> Provided records:
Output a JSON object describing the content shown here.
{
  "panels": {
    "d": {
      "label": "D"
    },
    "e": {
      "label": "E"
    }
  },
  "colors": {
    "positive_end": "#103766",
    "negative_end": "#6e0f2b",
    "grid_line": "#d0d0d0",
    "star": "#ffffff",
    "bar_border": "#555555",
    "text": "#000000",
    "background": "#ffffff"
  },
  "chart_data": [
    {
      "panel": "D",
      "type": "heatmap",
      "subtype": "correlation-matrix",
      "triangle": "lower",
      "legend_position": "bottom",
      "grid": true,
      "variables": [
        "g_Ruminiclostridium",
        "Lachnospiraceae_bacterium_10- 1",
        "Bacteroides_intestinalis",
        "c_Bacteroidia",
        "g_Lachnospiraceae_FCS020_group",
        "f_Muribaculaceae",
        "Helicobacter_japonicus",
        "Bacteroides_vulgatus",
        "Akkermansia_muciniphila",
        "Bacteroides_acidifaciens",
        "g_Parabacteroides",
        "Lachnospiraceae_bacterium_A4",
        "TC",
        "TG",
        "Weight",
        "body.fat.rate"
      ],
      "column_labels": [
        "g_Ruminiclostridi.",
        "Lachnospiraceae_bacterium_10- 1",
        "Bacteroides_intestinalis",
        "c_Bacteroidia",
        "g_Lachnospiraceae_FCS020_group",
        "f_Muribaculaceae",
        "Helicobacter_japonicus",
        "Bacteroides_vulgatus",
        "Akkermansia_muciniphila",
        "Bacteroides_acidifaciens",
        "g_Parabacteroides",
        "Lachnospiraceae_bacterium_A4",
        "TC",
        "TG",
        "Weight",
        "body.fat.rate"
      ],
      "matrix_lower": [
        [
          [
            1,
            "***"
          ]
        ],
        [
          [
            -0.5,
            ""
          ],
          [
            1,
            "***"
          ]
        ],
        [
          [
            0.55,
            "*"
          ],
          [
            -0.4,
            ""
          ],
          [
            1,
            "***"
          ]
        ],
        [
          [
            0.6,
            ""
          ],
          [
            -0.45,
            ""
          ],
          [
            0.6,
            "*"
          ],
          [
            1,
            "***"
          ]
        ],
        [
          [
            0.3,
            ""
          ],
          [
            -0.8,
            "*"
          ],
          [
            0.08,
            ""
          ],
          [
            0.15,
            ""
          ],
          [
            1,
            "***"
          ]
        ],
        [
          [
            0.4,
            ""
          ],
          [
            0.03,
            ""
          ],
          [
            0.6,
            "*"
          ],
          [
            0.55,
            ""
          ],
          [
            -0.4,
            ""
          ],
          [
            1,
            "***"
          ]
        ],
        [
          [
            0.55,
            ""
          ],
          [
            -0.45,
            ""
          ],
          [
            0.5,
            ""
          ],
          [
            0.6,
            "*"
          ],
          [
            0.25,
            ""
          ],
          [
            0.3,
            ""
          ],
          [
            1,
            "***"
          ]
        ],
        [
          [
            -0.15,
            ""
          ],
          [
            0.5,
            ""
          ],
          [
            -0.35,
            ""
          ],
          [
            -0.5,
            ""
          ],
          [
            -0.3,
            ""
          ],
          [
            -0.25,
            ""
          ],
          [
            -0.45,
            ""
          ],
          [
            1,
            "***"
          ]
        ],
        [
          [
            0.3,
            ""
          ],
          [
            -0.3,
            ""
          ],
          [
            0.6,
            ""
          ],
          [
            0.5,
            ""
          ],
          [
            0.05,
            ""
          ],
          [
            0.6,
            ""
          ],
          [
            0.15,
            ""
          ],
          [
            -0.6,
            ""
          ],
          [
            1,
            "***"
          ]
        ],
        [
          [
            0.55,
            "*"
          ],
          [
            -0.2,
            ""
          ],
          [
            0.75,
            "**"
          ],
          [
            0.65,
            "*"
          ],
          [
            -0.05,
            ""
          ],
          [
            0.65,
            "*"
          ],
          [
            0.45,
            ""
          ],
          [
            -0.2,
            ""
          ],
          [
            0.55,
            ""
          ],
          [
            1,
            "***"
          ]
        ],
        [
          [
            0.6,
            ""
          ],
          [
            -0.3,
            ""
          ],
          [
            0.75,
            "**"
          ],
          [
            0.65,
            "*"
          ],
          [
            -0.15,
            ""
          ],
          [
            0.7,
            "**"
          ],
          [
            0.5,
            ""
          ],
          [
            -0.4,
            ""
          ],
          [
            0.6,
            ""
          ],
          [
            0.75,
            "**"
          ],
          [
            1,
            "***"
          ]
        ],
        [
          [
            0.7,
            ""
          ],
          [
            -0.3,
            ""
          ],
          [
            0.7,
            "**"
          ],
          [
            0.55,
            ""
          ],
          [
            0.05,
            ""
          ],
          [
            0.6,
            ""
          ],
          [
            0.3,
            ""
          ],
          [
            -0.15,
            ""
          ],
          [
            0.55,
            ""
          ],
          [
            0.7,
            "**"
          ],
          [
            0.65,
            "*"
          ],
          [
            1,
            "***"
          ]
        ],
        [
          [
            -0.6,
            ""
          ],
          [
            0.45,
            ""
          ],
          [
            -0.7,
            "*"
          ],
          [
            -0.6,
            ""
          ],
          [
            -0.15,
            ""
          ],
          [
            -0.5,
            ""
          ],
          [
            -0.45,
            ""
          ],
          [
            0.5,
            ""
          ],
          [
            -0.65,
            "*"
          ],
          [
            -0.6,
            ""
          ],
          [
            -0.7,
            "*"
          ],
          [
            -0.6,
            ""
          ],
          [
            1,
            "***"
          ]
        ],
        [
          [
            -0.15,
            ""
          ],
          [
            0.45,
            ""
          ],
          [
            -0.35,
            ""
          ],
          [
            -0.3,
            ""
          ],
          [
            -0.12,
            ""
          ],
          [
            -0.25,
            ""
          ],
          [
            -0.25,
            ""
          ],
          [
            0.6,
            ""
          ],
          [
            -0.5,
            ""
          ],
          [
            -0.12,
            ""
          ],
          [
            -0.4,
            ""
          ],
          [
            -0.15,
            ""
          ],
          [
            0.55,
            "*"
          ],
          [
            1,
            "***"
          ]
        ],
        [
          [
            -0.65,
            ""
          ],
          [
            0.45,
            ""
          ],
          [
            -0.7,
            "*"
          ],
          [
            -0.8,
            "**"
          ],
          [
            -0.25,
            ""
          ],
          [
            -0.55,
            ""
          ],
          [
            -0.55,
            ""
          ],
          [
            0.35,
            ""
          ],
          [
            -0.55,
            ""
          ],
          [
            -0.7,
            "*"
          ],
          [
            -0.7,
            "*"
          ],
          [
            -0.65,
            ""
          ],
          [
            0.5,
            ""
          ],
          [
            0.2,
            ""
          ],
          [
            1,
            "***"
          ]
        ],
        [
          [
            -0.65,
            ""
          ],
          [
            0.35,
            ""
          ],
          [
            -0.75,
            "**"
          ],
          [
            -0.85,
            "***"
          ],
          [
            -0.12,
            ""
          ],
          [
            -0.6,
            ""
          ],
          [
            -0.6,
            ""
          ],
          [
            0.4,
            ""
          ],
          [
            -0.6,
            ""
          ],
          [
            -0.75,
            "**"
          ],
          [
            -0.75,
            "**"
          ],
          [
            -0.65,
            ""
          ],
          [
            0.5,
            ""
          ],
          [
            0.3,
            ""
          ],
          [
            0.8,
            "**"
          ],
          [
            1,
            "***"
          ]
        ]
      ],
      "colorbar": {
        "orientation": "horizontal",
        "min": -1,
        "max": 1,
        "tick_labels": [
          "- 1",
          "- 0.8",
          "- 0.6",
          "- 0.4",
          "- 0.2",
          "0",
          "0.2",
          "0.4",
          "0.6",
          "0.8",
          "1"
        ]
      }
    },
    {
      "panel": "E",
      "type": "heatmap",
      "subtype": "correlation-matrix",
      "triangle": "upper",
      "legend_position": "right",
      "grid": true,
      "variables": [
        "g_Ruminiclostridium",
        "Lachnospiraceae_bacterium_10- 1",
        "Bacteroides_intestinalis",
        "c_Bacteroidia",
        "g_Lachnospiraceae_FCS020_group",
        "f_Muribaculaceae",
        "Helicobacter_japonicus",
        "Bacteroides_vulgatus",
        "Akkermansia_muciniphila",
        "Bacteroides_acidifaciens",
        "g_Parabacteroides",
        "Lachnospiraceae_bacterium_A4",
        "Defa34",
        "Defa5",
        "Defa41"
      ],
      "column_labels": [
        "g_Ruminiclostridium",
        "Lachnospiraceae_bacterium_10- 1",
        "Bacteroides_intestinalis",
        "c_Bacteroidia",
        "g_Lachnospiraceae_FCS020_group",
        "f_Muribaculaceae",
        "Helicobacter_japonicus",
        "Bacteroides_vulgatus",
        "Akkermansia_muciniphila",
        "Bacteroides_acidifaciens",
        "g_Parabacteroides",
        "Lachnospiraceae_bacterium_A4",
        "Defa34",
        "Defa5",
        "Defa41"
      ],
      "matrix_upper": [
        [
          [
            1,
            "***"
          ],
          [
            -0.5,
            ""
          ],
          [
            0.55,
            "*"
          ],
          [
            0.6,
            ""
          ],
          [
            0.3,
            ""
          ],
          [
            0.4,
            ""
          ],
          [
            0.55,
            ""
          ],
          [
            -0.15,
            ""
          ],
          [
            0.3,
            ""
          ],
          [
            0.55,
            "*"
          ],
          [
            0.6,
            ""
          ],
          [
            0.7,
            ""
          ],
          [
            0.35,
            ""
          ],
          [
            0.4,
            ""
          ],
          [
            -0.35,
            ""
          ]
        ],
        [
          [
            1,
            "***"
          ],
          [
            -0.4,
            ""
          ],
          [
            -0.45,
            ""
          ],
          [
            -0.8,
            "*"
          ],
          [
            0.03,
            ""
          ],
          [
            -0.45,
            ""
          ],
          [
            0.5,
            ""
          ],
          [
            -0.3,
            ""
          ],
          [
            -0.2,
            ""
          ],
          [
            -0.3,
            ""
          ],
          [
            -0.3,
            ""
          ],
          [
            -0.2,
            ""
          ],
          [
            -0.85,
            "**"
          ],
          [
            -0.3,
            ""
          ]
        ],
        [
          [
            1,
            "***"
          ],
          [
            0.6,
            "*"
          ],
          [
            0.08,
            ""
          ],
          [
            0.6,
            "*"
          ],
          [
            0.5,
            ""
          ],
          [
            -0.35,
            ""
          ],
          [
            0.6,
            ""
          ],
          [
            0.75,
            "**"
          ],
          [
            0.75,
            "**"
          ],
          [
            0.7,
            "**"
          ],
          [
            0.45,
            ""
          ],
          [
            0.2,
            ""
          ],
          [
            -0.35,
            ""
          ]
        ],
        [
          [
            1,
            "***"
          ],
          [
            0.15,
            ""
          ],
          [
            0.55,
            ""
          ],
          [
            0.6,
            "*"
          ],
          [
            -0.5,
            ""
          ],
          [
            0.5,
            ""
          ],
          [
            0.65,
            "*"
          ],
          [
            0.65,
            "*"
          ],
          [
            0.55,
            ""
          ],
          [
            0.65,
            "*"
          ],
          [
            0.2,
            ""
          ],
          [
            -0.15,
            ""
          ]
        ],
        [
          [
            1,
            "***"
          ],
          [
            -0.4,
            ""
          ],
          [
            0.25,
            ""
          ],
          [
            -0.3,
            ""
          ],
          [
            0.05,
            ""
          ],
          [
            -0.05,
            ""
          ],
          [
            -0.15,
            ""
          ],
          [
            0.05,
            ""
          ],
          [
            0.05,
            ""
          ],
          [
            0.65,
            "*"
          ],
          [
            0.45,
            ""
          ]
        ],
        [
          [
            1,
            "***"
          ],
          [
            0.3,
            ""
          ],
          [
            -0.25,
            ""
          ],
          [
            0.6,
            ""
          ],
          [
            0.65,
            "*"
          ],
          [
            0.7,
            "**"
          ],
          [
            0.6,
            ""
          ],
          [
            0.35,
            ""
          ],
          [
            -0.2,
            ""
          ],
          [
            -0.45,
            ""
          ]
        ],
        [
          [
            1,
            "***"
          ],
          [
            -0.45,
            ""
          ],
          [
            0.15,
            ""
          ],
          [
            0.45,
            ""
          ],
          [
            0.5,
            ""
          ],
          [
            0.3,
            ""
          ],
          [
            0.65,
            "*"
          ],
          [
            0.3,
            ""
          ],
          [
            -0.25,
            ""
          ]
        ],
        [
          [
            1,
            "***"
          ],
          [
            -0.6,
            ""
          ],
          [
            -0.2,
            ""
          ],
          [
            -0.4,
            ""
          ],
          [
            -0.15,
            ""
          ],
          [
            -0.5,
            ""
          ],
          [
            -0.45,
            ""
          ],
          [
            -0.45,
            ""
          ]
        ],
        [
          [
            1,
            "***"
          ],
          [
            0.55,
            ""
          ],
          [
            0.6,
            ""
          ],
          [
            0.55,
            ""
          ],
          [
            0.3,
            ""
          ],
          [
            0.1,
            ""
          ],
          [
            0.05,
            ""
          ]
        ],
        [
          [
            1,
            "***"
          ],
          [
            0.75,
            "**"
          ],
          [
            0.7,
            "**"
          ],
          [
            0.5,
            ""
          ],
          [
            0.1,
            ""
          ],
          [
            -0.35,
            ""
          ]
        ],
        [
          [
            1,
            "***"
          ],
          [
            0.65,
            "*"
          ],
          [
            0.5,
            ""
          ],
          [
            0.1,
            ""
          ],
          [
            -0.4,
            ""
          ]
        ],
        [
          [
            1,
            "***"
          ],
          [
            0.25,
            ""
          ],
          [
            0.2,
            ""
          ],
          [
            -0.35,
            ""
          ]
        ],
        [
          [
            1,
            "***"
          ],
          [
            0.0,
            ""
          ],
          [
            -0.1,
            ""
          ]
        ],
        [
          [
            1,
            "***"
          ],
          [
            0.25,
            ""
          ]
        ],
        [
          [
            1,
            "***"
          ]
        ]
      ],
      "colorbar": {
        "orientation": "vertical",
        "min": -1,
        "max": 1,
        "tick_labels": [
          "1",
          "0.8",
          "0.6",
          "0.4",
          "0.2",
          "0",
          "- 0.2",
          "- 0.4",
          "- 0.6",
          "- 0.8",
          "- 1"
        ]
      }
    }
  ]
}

> Requirement: List every line from the entries above in which "orientation" appears.

> Exercise result:
        "orientation": "horizontal",
        "orientation": "vertical",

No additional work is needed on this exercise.